▶ _BRIEF_:
Return, word for word, every line starting at the line with "OCR this image." and ending at the final line of the entries; skip the pictures.

[DATA TO USE start]

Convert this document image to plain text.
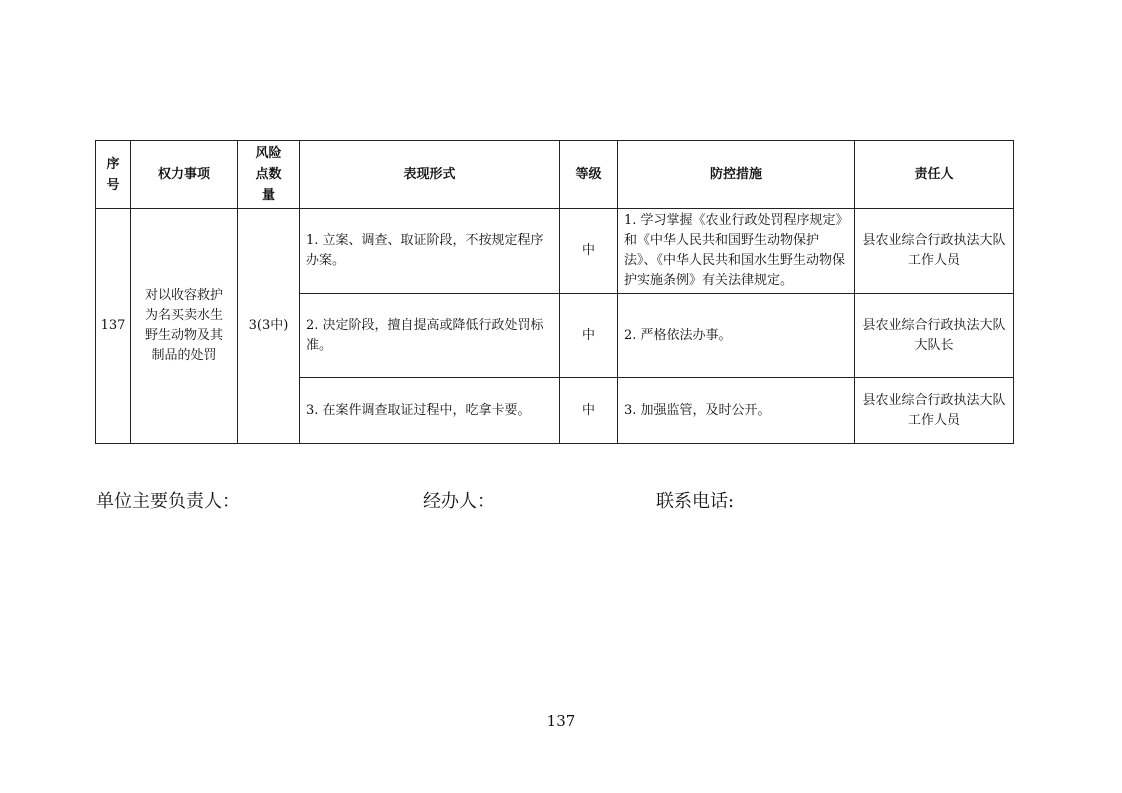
序号	权力事项	风险点数量	表现形式	等级	防控措施	责任人
137	对以收容救护为名买卖水生野生动物及其制品的处罚	3(3中)	1. 立案、调查、取证阶段，不按规定程序办案。	中	1. 学习掌握《农业行政处罚程序规定》和《中华人民共和国野生动物保护法》、《中华人民共和国水生野生动物保护实施条例》有关法律规定。	县农业综合行政执法大队工作人员
			2. 决定阶段，擅自提高或降低行政处罚标准。	中	2. 严格依法办事。	县农业综合行政执法大队大队长
			3. 在案件调查取证过程中，吃拿卡要。	中	3. 加强监管，及时公开。	县农业综合行政执法大队工作人员
单位主要负责人：	经办人：	联系电话:
137
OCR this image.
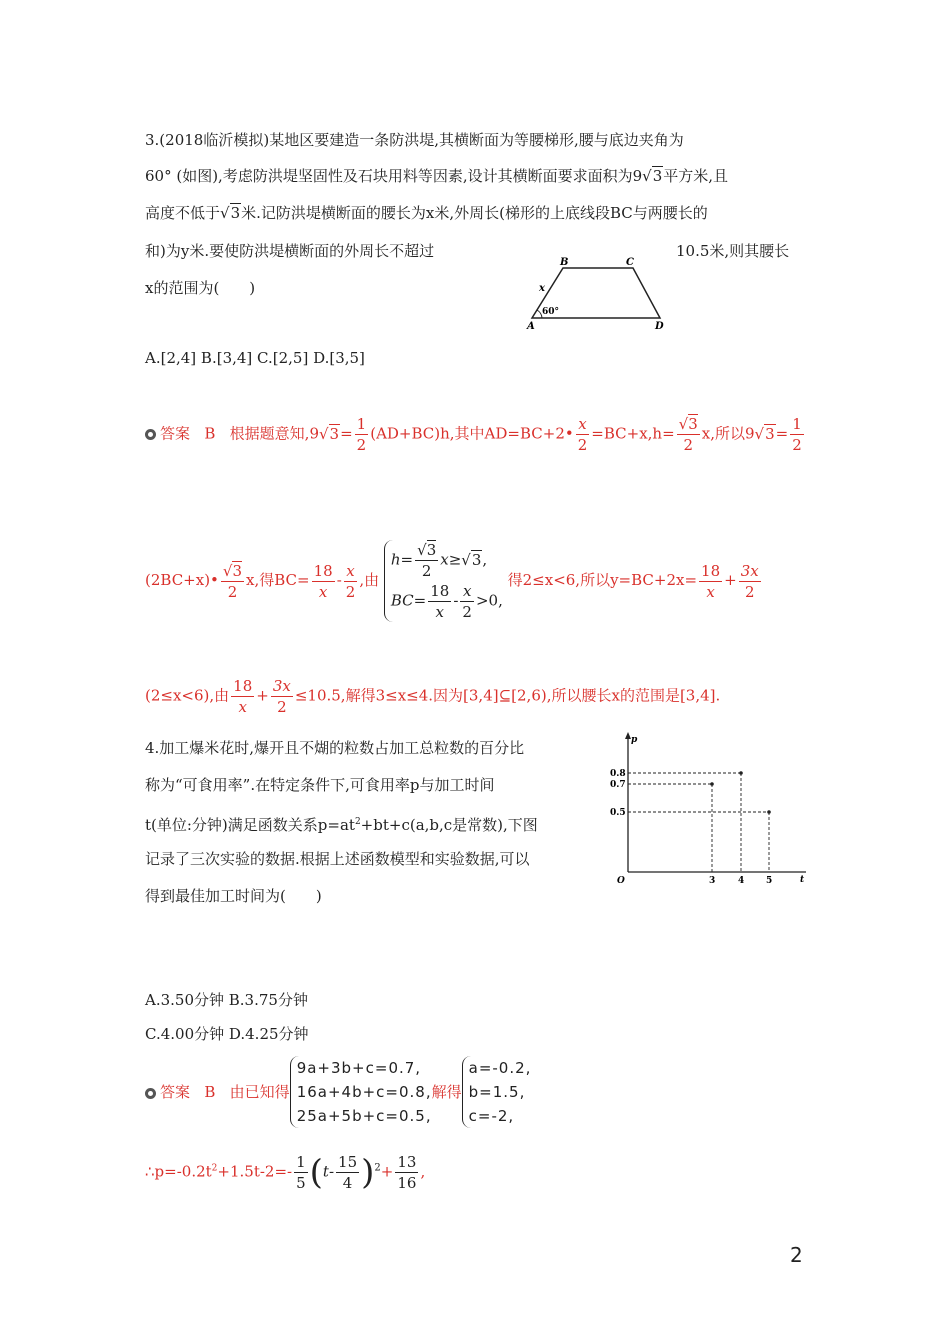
3.(2018临沂模拟)某地区要建造一条防洪堤,其横断面为等腰梯形,腰与底边夹角为
60° (如图),考虑防洪堤坚固性及石块用料等因素,设计其横断面要求面积为9√3平方米,且
高度不低于√3米.记防洪堤横断面的腰长为x米,外周长(梯形的上底线段BC与两腰长的
和)为y米.要使防洪堤横断面的外周长不超过	10.5米,则其腰长
x的范围为(　　)
B	C
A	D
x
60°
A.[2,4] B.[3,4] C.[2,5] D.[3,5]
答案 B 根据题意知$,9√3= \frac{1}{2} (AD+BC)h$,其中AD=BC+2• $\frac{x}{2} =BC+x,h= \frac{√3}{2} x$,所以$9√3= \frac{1}{2}$
(2BC+x)• $\frac{√3}{2} x$,得$BC= \frac{18}{x} - \frac{x}{2}$ ,由
$h= \frac{√3}{2} x\ge√3$,
$BC= \frac{18}{x} - \frac{x}{2} >0$,
得2≤x<6,所以$y=BC+2x= \frac{18}{x} + \frac{3x}{2}$
(2≤x<6),由 $\frac{18}{x} + \frac{3x}{2} \le 10.5$,解得3≤x≤4.因为[3,4]⊆[2,6),所以腰长x的范围是[3,4].
4.加工爆米花时,爆开且不煳的粒数占加工总粒数的百分比
称为“可食用率”.在特定条件下,可食用率p与加工时间
t(单位:分钟)满足函数关系$p=at^2+bt+c(a,b,c$是常数),下图
记录了三次实验的数据.根据上述函数模型和实验数据,可以
得到最佳加工时间为(　　)
p
t
O
0.8
0.7
0.5
3	4 5
A.3.50分钟 B.3.75分钟
C.4.00分钟 D.4.25分钟
答案 B 由已知得
9a+3b+c=0.7,
16a+4b+c=0.8,
25a+5b+c=0.5,
解得
a=-0.2,
b=1.5,
c=-2,
$\therefore p=-0.2t^2+1.5t-2=- \frac{1}{5} (t- \frac{15}{4} )^2+ \frac{13}{16}$ ,
2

[DATA TO USE end]

▶ _RESULT FOR THIS TASK_:
OCR this image.
3.(2018临沂模拟)某地区要建造一条防洪堤,其横断面为等腰梯形,腰与底边夹角为
60° (如图),考虑防洪堤坚固性及石块用料等因素,设计其横断面要求面积为9√3平方米,且
高度不低于√3米.记防洪堤横断面的腰长为x米,外周长(梯形的上底线段BC与两腰长的
和)为y米.要使防洪堤横断面的外周长不超过	10.5米,则其腰长
x的范围为(　　)
B	C
A	D
x
60°
A.[2,4] B.[3,4] C.[2,5] D.[3,5]
答案 B 根据题意知$,9√3= \frac{1}{2} (AD+BC)h$,其中AD=BC+2• $\frac{x}{2} =BC+x,h= \frac{√3}{2} x$,所以$9√3= \frac{1}{2}$
(2BC+x)• $\frac{√3}{2} x$,得$BC= \frac{18}{x} - \frac{x}{2}$ ,由
$h= \frac{√3}{2} x\ge√3$,
$BC= \frac{18}{x} - \frac{x}{2} >0$,
得2≤x<6,所以$y=BC+2x= \frac{18}{x} + \frac{3x}{2}$
(2≤x<6),由 $\frac{18}{x} + \frac{3x}{2} \le 10.5$,解得3≤x≤4.因为[3,4]⊆[2,6),所以腰长x的范围是[3,4].
4.加工爆米花时,爆开且不煳的粒数占加工总粒数的百分比
称为“可食用率”.在特定条件下,可食用率p与加工时间
t(单位:分钟)满足函数关系$p=at^2+bt+c(a,b,c$是常数),下图
记录了三次实验的数据.根据上述函数模型和实验数据,可以
得到最佳加工时间为(　　)
p
t
O
0.8
0.7
0.5
3	4 5
A.3.50分钟 B.3.75分钟
C.4.00分钟 D.4.25分钟
答案 B 由已知得
9a+3b+c=0.7,
16a+4b+c=0.8,
25a+5b+c=0.5,
解得
a=-0.2,
b=1.5,
c=-2,
$\therefore p=-0.2t^2+1.5t-2=- \frac{1}{5} (t- \frac{15}{4} )^2+ \frac{13}{16}$ ,
2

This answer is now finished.